Data entries
* START *
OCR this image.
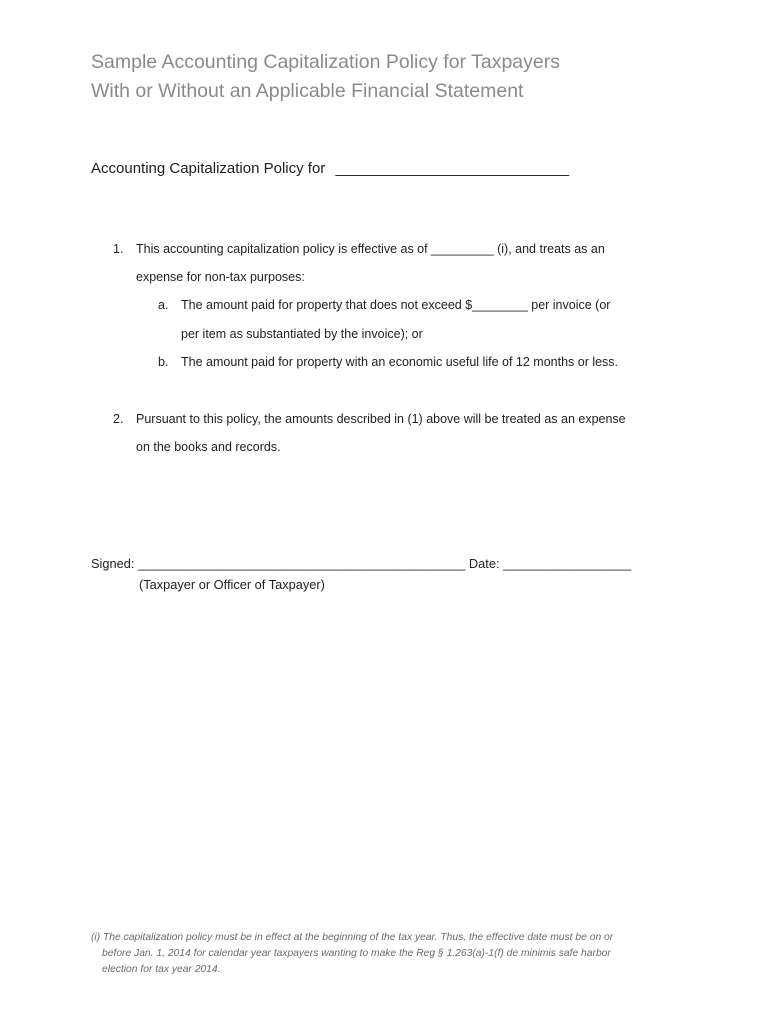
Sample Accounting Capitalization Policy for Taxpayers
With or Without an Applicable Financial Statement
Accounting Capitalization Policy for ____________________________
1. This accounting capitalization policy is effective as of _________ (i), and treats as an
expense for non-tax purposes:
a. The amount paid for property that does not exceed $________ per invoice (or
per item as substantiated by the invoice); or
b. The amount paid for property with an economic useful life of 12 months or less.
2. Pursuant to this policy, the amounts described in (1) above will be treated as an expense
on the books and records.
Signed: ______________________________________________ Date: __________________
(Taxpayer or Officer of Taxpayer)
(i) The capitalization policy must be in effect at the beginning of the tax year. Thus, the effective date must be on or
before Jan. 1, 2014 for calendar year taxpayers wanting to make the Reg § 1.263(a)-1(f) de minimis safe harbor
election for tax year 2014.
* END *
* START *
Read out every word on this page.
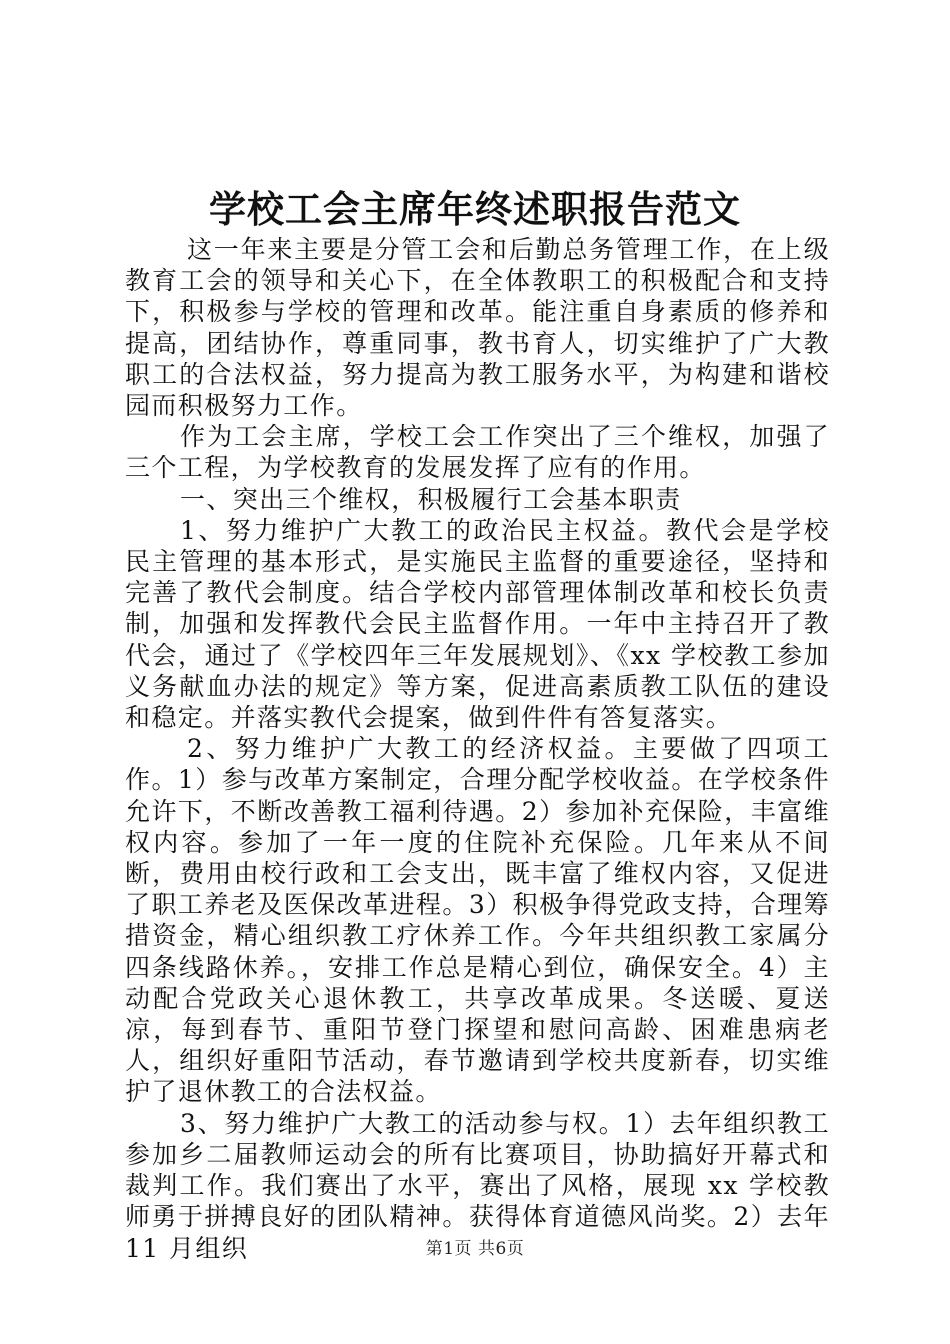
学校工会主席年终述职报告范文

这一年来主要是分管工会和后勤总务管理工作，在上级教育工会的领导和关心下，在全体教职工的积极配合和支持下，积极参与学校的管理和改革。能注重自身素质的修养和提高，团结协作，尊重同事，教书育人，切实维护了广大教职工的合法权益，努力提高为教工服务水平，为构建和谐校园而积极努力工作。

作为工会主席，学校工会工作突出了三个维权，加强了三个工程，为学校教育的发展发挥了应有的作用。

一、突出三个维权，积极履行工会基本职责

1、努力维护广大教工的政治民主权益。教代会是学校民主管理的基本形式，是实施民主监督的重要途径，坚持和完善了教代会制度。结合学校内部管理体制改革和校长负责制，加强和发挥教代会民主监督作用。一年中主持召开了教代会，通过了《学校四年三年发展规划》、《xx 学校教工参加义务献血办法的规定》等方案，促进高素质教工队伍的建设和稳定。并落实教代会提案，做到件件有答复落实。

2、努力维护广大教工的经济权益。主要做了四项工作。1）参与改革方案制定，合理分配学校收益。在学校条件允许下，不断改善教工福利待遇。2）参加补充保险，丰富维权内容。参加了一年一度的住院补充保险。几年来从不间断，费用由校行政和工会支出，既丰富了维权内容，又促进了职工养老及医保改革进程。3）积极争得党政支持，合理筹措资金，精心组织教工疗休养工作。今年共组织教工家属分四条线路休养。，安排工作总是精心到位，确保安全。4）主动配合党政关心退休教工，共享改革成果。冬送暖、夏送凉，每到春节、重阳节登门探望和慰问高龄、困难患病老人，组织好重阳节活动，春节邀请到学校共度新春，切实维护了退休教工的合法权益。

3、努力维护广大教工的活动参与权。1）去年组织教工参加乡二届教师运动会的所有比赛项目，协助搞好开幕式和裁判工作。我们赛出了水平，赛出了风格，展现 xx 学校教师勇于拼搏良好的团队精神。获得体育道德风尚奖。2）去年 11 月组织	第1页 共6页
* END *
— Task directions —
Scan the material above for the word "year". Copy each line where it occurs.

— Written reply —
(i) The capitalization policy must be in effect at the beginning of the tax year. Thus, the effective date must be on or
before Jan. 1, 2014 for calendar year taxpayers wanting to make the Reg § 1.263(a)-1(f) de minimis safe harbor
election for tax year 2014.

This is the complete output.